Work out how many lines in the entries contain the string "name", and give nothing but that number.

Exercise inputs:
━━━━━━━━━━━━━━━━

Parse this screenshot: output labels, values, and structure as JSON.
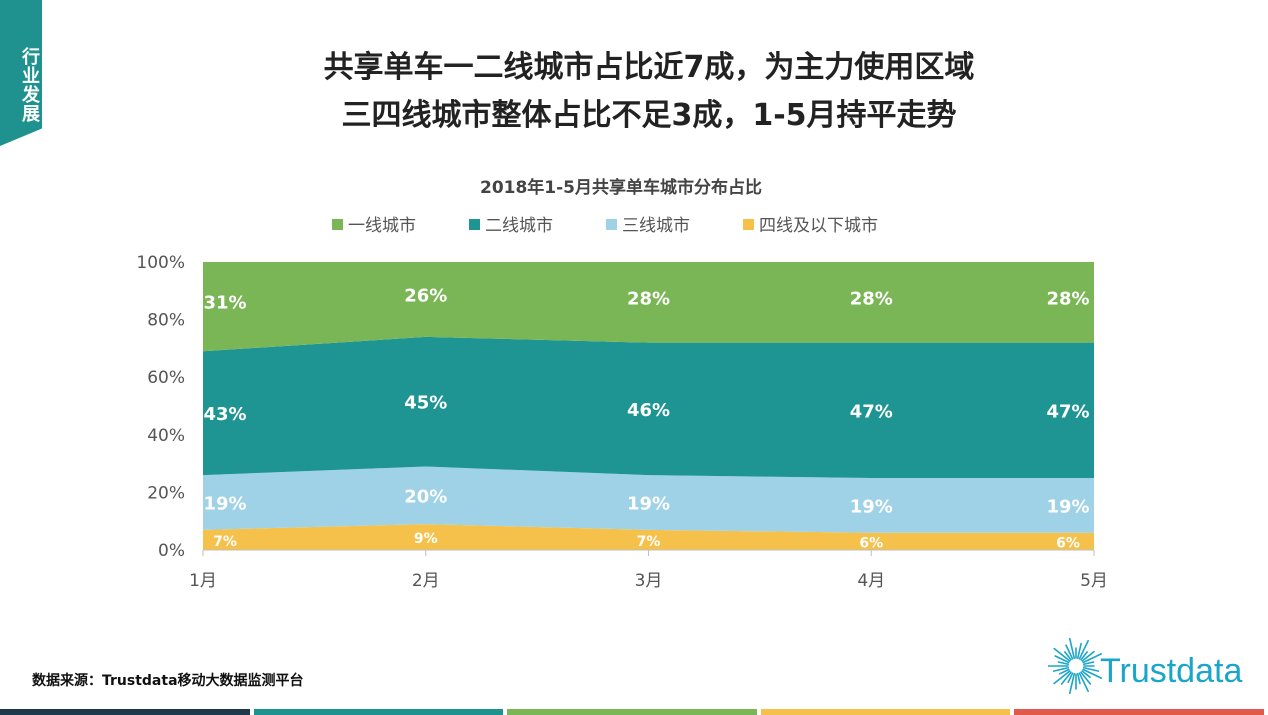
{
  "side_tab": {
    "label": "行业发展"
  },
  "headline": {
    "line1": "共享单车一二线城市占比近7成，为主力使用区域",
    "line2": "三四线城市整体占比不足3成，1-5月持平走势"
  },
  "source_note": "数据来源：Trustdata移动大数据监测平台",
  "brand": {
    "name": "Trustdata"
  },
  "colors": {
    "tier1": "#7ab655",
    "tier2": "#1f9593",
    "tier3": "#9fd2e7",
    "tier4": "#f6c14b",
    "bottom_bars": [
      "#1f3a4a",
      "#1f918e",
      "#7ab655",
      "#f6c14b",
      "#e0594a"
    ]
  },
  "chart_data": {
    "type": "area",
    "stacked": true,
    "title": "2018年1-5月共享单车城市分布占比",
    "categories": [
      "1月",
      "2月",
      "3月",
      "4月",
      "5月"
    ],
    "y_ticks": [
      "0%",
      "20%",
      "40%",
      "60%",
      "80%",
      "100%"
    ],
    "ylim": [
      0,
      100
    ],
    "legend_position": "top",
    "grid": false,
    "series": [
      {
        "name": "四线及以下城市",
        "color": "#f6c14b",
        "values": [
          7,
          9,
          7,
          6,
          6
        ],
        "labels": [
          "7%",
          "9%",
          "7%",
          "6%",
          "6%"
        ]
      },
      {
        "name": "三线城市",
        "color": "#9fd2e7",
        "values": [
          19,
          20,
          19,
          19,
          19
        ],
        "labels": [
          "19%",
          "20%",
          "19%",
          "19%",
          "19%"
        ]
      },
      {
        "name": "二线城市",
        "color": "#1f9593",
        "values": [
          43,
          45,
          46,
          47,
          47
        ],
        "labels": [
          "43%",
          "45%",
          "46%",
          "47%",
          "47%"
        ]
      },
      {
        "name": "一线城市",
        "color": "#7ab655",
        "values": [
          31,
          26,
          28,
          28,
          28
        ],
        "labels": [
          "31%",
          "26%",
          "28%",
          "28%",
          "28%"
        ]
      }
    ],
    "legend_order": [
      "一线城市",
      "二线城市",
      "三线城市",
      "四线及以下城市"
    ]
  }
}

━━━━━━━━━━━━━━━━

Complete answer:
5